-- START OF PROVIDED DATA --

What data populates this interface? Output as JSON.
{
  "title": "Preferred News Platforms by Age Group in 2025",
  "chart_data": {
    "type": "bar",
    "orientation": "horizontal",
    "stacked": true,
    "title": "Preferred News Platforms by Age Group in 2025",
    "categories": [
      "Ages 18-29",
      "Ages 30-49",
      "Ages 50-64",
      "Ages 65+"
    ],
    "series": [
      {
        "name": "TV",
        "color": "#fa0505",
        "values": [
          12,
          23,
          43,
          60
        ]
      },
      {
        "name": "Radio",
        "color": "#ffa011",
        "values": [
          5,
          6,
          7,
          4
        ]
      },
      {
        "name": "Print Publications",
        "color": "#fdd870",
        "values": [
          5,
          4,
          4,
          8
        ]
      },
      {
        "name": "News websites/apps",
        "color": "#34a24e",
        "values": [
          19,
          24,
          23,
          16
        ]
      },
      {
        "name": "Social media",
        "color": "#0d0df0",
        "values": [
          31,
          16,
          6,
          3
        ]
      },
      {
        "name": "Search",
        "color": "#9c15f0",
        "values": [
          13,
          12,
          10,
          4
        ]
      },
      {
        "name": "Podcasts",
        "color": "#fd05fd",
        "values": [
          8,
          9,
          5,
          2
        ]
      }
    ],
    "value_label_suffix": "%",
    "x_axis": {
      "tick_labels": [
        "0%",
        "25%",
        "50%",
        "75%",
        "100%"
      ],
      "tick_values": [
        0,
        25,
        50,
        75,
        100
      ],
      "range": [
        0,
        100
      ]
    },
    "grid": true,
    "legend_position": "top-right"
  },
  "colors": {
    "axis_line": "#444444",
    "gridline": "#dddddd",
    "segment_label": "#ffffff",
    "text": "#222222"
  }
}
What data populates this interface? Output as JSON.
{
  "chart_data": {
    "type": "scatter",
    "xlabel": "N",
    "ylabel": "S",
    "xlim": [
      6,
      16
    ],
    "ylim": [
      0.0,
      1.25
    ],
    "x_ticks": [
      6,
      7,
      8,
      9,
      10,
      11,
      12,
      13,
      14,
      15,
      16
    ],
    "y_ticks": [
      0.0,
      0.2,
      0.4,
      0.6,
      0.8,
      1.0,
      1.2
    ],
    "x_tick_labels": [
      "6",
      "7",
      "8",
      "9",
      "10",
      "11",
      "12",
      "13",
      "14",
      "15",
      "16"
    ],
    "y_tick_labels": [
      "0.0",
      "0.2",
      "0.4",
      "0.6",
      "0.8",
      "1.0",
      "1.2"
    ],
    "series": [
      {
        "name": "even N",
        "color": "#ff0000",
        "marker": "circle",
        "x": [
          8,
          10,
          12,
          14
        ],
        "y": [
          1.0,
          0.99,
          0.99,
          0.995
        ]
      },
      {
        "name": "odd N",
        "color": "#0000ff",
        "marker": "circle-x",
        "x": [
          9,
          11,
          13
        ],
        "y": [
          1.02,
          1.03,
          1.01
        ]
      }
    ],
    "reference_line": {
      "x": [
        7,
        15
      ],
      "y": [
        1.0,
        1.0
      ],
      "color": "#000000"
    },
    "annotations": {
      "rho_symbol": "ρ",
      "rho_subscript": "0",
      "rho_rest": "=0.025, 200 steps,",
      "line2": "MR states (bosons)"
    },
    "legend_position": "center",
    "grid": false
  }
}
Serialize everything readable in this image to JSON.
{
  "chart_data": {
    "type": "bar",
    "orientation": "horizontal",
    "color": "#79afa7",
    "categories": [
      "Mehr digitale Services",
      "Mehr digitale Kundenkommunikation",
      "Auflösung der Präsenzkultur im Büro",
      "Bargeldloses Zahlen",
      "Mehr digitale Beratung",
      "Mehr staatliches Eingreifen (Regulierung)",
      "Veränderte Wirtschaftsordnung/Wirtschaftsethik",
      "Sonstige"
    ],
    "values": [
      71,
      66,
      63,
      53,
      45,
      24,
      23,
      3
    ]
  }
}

-- END OF PROVIDED DATA --

● **EXERCISE BRIEF**: What is needed here is an exact reproduction of all the entries.

● **RESULT**:
What data populates this interface? Output as JSON.
{
  "title": "Preferred News Platforms by Age Group in 2025",
  "chart_data": {
    "type": "bar",
    "orientation": "horizontal",
    "stacked": true,
    "title": "Preferred News Platforms by Age Group in 2025",
    "categories": [
      "Ages 18-29",
      "Ages 30-49",
      "Ages 50-64",
      "Ages 65+"
    ],
    "series": [
      {
        "name": "TV",
        "color": "#fa0505",
        "values": [
          12,
          23,
          43,
          60
        ]
      },
      {
        "name": "Radio",
        "color": "#ffa011",
        "values": [
          5,
          6,
          7,
          4
        ]
      },
      {
        "name": "Print Publications",
        "color": "#fdd870",
        "values": [
          5,
          4,
          4,
          8
        ]
      },
      {
        "name": "News websites/apps",
        "color": "#34a24e",
        "values": [
          19,
          24,
          23,
          16
        ]
      },
      {
        "name": "Social media",
        "color": "#0d0df0",
        "values": [
          31,
          16,
          6,
          3
        ]
      },
      {
        "name": "Search",
        "color": "#9c15f0",
        "values": [
          13,
          12,
          10,
          4
        ]
      },
      {
        "name": "Podcasts",
        "color": "#fd05fd",
        "values": [
          8,
          9,
          5,
          2
        ]
      }
    ],
    "value_label_suffix": "%",
    "x_axis": {
      "tick_labels": [
        "0%",
        "25%",
        "50%",
        "75%",
        "100%"
      ],
      "tick_values": [
        0,
        25,
        50,
        75,
        100
      ],
      "range": [
        0,
        100
      ]
    },
    "grid": true,
    "legend_position": "top-right"
  },
  "colors": {
    "axis_line": "#444444",
    "gridline": "#dddddd",
    "segment_label": "#ffffff",
    "text": "#222222"
  }
}
What data populates this interface? Output as JSON.
{
  "chart_data": {
    "type": "scatter",
    "xlabel": "N",
    "ylabel": "S",
    "xlim": [
      6,
      16
    ],
    "ylim": [
      0.0,
      1.25
    ],
    "x_ticks": [
      6,
      7,
      8,
      9,
      10,
      11,
      12,
      13,
      14,
      15,
      16
    ],
    "y_ticks": [
      0.0,
      0.2,
      0.4,
      0.6,
      0.8,
      1.0,
      1.2
    ],
    "x_tick_labels": [
      "6",
      "7",
      "8",
      "9",
      "10",
      "11",
      "12",
      "13",
      "14",
      "15",
      "16"
    ],
    "y_tick_labels": [
      "0.0",
      "0.2",
      "0.4",
      "0.6",
      "0.8",
      "1.0",
      "1.2"
    ],
    "series": [
      {
        "name": "even N",
        "color": "#ff0000",
        "marker": "circle",
        "x": [
          8,
          10,
          12,
          14
        ],
        "y": [
          1.0,
          0.99,
          0.99,
          0.995
        ]
      },
      {
        "name": "odd N",
        "color": "#0000ff",
        "marker": "circle-x",
        "x": [
          9,
          11,
          13
        ],
        "y": [
          1.02,
          1.03,
          1.01
        ]
      }
    ],
    "reference_line": {
      "x": [
        7,
        15
      ],
      "y": [
        1.0,
        1.0
      ],
      "color": "#000000"
    },
    "annotations": {
      "rho_symbol": "ρ",
      "rho_subscript": "0",
      "rho_rest": "=0.025, 200 steps,",
      "line2": "MR states (bosons)"
    },
    "legend_position": "center",
    "grid": false
  }
}
Serialize everything readable in this image to JSON.
{
  "chart_data": {
    "type": "bar",
    "orientation": "horizontal",
    "color": "#79afa7",
    "categories": [
      "Mehr digitale Services",
      "Mehr digitale Kundenkommunikation",
      "Auflösung der Präsenzkultur im Büro",
      "Bargeldloses Zahlen",
      "Mehr digitale Beratung",
      "Mehr staatliches Eingreifen (Regulierung)",
      "Veränderte Wirtschaftsordnung/Wirtschaftsethik",
      "Sonstige"
    ],
    "values": [
      71,
      66,
      63,
      53,
      45,
      24,
      23,
      3
    ]
  }
}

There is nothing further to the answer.